(Collected data)
+ + + + + + +

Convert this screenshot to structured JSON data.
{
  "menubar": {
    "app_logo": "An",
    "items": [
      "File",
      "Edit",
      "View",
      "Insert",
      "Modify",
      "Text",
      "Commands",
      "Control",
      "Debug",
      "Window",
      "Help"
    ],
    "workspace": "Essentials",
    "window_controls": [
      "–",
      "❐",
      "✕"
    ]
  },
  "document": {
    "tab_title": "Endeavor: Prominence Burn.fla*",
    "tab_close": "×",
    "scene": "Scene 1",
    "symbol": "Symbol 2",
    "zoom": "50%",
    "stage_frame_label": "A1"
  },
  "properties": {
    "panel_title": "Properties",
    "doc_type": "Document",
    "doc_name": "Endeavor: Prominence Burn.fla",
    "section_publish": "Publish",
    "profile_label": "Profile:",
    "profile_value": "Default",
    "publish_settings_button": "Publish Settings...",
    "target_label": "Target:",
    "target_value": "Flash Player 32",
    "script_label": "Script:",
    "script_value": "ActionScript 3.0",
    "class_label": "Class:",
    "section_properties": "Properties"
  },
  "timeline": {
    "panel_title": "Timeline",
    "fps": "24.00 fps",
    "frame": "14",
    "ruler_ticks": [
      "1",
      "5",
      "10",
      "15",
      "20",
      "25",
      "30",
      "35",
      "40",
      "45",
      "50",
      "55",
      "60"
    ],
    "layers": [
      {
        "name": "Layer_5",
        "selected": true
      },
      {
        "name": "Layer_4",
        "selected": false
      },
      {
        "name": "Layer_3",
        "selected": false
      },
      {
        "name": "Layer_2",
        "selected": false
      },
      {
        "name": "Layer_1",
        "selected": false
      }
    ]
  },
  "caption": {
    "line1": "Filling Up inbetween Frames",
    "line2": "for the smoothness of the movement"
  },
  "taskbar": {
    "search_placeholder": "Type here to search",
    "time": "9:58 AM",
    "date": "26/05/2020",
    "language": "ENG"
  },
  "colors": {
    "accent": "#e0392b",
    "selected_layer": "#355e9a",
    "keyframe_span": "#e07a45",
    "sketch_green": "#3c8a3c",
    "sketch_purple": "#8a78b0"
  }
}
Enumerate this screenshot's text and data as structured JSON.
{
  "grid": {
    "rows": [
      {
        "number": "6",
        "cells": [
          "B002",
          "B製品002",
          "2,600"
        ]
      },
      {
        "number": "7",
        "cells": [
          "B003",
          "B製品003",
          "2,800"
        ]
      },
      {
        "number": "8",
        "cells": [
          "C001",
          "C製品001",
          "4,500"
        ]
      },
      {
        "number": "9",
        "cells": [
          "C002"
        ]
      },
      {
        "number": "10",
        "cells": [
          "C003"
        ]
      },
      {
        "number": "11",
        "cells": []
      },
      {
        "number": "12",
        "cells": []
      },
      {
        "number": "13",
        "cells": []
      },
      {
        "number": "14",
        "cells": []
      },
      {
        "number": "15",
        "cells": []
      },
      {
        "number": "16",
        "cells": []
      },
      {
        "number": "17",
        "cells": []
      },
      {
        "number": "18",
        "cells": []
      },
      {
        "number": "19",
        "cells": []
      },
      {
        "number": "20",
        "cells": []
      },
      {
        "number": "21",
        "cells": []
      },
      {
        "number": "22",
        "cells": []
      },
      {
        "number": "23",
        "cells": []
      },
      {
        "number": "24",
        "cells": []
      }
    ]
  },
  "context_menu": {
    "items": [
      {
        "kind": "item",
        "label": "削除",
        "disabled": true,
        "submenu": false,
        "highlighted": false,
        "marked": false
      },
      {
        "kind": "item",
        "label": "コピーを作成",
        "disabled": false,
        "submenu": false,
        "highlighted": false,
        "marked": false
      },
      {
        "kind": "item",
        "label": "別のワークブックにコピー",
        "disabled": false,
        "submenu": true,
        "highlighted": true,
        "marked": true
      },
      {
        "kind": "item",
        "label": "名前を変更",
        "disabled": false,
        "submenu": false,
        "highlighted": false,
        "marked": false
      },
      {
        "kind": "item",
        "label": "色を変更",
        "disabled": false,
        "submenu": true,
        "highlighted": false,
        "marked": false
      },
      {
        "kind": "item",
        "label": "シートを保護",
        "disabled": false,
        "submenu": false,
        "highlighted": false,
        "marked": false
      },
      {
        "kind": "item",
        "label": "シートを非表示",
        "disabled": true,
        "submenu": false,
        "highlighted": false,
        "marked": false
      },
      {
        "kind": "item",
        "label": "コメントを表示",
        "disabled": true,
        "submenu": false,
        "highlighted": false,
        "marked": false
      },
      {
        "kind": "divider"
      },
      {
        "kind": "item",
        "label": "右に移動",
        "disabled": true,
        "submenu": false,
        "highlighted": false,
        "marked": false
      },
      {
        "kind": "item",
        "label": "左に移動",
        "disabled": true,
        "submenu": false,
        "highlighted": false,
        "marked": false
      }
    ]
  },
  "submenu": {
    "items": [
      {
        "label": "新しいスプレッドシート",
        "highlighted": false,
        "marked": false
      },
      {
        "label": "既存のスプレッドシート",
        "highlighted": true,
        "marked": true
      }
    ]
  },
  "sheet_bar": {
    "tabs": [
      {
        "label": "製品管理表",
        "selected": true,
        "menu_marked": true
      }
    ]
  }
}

+ + + + + + +

→ **WRITTEN TASK**
Pull out every line of the entries that includes the word "Prominence".

→ **WRITTEN ANSWER**
    "tab_title": "Endeavor: Prominence Burn.fla*",
    "doc_name": "Endeavor: Prominence Burn.fla",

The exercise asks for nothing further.